**Assignment:**
A single number is the answer: the count of lines in the listing below that contain "protein".

BEGIN

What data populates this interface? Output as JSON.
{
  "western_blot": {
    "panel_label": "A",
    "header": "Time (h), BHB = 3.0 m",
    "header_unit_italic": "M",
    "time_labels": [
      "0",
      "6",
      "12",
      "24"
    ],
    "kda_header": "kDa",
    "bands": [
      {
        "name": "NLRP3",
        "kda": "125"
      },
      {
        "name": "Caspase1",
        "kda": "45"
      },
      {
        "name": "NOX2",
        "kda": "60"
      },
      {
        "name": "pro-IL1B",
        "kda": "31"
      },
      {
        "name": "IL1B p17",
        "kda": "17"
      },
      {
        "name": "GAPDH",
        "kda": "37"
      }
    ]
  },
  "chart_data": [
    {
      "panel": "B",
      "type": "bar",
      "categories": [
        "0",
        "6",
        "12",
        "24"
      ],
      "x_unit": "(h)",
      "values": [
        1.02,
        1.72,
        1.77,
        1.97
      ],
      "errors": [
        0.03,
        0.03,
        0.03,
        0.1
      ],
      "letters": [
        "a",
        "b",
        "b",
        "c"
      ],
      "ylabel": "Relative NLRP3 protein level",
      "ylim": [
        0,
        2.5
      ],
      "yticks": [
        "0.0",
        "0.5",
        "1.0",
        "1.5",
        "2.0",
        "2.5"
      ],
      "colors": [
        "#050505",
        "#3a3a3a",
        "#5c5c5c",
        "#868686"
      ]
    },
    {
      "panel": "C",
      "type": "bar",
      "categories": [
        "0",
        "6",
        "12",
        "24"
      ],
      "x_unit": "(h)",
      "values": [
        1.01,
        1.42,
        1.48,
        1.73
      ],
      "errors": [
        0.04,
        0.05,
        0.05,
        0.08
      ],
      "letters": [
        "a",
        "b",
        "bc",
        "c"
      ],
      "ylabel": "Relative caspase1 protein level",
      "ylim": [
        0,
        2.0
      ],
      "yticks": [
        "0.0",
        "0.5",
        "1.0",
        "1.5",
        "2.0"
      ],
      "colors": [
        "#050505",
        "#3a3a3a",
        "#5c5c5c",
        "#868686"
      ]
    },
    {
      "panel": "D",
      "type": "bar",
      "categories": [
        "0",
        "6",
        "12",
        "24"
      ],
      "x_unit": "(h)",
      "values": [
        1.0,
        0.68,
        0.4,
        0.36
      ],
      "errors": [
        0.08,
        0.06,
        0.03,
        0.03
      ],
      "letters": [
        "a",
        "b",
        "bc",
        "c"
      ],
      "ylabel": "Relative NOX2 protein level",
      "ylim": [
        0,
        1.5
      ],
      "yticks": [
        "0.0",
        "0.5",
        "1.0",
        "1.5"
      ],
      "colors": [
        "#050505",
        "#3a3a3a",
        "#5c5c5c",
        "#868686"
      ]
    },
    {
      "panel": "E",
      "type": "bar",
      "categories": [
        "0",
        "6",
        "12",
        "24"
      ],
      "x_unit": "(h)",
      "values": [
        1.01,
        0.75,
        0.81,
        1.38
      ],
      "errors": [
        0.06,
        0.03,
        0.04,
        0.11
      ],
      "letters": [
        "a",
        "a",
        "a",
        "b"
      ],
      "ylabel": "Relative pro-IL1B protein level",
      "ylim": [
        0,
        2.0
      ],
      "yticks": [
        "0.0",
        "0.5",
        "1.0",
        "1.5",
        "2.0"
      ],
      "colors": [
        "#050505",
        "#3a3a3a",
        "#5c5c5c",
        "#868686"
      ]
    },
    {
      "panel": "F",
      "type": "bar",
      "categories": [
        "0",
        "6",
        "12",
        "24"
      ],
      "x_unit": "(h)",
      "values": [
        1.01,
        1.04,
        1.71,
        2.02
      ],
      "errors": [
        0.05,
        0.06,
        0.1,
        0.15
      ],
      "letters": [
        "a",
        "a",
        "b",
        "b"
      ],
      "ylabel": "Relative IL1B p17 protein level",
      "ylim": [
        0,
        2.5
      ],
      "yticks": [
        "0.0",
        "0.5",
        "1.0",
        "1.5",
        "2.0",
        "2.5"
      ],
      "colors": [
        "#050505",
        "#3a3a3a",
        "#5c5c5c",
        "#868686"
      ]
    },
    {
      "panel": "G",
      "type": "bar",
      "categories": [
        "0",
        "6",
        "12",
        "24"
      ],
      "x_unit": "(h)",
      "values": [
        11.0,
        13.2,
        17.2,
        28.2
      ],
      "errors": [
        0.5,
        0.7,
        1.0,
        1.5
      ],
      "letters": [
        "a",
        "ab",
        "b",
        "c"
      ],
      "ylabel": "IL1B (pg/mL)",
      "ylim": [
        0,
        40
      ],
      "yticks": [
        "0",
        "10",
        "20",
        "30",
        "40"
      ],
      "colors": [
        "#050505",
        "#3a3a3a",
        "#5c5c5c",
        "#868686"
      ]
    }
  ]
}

END

**Exercise response:**
5